STATED GOAL:
Extract every line that contains the string "tumeurs".
──────────────────────────────
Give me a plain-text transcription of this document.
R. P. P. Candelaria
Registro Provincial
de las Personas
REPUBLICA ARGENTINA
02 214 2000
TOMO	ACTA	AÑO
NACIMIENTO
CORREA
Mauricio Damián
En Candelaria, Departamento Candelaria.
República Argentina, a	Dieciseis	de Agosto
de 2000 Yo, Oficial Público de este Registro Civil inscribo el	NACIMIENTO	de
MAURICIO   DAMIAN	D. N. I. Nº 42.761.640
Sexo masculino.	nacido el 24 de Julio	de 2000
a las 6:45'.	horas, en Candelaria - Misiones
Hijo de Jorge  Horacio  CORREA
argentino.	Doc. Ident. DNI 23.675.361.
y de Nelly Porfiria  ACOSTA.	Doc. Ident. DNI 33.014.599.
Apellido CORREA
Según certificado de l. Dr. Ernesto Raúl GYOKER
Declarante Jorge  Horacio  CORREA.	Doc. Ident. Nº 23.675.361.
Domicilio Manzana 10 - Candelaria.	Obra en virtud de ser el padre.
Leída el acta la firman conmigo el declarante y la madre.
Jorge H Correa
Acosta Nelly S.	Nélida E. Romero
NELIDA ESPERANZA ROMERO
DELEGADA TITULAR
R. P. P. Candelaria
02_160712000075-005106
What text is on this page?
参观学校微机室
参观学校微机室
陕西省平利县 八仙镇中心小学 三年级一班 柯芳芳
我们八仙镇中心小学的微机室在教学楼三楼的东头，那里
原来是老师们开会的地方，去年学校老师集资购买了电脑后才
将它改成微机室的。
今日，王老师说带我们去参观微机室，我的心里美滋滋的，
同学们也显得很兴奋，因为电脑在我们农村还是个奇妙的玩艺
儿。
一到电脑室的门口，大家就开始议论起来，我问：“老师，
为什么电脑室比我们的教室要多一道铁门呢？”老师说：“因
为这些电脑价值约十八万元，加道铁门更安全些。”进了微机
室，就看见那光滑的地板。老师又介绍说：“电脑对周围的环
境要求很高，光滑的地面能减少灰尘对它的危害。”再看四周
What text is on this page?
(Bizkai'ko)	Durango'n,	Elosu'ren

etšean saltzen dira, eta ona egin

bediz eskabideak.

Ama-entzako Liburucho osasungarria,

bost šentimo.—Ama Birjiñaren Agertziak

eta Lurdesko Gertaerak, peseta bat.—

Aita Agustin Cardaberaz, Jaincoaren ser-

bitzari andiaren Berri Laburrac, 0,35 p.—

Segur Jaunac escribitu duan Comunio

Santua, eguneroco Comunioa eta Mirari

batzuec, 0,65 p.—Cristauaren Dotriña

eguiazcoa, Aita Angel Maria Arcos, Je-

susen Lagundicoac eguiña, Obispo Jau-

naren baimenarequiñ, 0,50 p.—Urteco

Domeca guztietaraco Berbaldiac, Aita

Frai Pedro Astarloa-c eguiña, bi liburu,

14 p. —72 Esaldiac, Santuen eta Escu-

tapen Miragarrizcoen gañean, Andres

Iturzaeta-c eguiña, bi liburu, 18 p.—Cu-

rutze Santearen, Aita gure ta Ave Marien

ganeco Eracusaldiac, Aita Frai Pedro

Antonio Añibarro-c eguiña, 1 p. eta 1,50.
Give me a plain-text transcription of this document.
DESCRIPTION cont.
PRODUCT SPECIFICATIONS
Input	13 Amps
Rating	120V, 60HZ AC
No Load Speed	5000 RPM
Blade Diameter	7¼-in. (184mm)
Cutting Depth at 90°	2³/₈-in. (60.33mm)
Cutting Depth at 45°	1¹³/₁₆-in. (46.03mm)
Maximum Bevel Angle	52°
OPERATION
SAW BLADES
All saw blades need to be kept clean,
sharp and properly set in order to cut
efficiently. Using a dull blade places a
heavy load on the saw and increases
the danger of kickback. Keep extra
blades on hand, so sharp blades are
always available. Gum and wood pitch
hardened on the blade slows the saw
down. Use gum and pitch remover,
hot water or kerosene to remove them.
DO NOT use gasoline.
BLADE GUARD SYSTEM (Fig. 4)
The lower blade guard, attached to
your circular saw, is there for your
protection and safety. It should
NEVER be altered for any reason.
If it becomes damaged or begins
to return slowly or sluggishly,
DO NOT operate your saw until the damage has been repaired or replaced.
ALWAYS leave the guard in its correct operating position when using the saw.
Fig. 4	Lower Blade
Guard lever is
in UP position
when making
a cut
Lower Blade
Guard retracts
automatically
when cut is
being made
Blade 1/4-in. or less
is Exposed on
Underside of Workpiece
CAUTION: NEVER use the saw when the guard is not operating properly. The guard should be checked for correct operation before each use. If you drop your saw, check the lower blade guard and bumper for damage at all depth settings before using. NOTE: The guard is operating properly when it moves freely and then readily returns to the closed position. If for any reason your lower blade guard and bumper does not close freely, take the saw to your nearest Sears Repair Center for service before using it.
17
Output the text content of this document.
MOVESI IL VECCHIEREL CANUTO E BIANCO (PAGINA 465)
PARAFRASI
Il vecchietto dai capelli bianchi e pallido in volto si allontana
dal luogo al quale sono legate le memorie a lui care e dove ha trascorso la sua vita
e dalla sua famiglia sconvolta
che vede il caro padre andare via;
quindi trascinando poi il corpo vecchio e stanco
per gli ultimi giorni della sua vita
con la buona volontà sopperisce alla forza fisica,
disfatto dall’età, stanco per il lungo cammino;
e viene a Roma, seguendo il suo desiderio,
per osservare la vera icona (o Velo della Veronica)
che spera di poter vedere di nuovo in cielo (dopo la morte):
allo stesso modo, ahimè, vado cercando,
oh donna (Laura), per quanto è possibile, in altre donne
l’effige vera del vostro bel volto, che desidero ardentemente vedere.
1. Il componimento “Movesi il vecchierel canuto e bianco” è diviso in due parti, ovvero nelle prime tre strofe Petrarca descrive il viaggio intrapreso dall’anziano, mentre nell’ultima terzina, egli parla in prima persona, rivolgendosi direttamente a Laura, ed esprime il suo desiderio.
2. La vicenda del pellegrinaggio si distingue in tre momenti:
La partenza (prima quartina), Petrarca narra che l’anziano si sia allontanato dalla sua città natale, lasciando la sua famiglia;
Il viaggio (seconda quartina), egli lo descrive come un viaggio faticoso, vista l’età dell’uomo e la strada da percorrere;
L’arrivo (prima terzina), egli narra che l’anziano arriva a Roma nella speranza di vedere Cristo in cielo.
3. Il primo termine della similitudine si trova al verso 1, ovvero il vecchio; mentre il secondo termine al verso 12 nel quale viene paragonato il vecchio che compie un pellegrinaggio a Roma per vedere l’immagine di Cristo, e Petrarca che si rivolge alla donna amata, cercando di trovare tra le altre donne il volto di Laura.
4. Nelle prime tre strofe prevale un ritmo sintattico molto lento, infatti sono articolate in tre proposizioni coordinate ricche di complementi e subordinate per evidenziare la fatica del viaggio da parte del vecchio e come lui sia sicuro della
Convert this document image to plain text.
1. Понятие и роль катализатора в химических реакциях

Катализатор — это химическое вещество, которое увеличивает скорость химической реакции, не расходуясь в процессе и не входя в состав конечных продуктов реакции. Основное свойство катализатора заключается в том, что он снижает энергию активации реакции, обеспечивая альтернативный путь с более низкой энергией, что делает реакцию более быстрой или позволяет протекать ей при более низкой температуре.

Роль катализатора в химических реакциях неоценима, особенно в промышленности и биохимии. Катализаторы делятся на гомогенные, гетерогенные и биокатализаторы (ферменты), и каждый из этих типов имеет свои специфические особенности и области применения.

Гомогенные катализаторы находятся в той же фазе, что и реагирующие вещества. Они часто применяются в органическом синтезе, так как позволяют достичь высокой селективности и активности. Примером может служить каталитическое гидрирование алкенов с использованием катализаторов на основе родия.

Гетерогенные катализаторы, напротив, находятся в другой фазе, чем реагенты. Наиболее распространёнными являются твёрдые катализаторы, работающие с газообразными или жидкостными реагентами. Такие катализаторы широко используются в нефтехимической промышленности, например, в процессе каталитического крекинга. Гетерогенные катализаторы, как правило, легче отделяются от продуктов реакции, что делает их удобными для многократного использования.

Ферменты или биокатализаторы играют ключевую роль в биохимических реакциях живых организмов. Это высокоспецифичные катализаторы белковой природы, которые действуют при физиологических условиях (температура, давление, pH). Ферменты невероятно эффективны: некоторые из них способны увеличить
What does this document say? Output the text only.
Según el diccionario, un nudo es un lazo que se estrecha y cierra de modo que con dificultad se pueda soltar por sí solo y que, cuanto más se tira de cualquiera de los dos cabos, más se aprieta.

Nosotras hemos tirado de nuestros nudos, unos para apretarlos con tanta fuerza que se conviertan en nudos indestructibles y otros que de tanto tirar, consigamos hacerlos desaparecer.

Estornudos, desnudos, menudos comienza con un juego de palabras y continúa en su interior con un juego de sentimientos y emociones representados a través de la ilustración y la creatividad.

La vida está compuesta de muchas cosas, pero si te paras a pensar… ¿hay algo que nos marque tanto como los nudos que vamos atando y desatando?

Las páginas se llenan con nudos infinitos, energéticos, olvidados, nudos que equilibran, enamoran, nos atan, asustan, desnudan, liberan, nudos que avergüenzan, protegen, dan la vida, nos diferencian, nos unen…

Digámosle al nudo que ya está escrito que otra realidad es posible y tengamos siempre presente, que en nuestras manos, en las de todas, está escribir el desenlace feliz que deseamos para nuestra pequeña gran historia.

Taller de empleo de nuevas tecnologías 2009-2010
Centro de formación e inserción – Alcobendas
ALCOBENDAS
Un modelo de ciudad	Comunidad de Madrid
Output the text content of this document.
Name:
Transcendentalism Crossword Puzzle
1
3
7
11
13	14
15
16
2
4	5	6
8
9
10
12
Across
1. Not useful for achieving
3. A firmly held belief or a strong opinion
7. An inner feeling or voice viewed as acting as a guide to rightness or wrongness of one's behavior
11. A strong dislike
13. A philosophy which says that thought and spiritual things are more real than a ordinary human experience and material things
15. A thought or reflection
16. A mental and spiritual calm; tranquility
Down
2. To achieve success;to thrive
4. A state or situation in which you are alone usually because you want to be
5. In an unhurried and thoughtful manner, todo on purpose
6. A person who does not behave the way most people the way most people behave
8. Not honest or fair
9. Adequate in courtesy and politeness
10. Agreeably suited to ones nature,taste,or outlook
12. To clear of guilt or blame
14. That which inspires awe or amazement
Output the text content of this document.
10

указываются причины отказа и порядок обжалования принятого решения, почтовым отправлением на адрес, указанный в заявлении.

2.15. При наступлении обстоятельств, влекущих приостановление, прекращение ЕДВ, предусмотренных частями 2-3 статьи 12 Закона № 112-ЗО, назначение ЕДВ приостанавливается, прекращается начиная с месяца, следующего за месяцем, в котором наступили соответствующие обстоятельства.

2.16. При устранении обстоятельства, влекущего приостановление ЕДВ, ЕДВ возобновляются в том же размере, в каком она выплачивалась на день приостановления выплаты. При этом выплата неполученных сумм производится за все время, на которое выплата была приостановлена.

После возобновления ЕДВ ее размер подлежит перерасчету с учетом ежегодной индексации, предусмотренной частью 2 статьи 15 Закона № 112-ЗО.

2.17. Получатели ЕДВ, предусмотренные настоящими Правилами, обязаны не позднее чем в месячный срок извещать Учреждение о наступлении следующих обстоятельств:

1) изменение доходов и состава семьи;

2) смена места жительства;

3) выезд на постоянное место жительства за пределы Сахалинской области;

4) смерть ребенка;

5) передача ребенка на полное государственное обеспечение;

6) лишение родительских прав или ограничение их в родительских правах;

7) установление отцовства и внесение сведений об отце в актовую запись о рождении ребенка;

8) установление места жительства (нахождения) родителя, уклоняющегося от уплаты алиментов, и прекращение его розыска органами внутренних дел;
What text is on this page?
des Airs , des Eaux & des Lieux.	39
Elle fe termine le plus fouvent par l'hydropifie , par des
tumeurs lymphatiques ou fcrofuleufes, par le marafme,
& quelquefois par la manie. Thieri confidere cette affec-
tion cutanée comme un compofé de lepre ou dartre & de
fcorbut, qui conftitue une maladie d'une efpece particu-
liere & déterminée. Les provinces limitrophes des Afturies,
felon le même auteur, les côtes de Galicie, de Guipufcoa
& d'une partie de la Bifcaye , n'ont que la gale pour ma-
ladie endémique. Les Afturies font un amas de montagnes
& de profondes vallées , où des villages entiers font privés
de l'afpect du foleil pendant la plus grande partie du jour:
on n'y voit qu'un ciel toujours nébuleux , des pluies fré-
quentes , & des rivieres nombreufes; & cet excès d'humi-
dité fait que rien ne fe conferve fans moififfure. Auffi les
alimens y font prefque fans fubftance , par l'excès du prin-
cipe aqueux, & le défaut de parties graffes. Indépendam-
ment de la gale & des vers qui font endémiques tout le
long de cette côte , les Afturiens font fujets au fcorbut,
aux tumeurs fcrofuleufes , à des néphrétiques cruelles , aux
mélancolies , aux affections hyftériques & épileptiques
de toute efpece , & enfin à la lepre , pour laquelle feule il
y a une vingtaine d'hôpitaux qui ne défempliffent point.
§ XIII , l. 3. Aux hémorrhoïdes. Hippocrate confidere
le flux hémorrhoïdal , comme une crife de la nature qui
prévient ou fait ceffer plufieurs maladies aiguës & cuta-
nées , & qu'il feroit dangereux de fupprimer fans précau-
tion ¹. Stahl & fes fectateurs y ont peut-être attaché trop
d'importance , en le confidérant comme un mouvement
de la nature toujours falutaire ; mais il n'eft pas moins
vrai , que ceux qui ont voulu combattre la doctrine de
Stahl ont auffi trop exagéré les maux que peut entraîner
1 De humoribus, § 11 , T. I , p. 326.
──────────────────────────────
REPLY:
tumeurs lymphatiques ou fcrofuleufes, par le marafme,
aux tumeurs fcrofuleufes , à des néphrétiques cruelles , aux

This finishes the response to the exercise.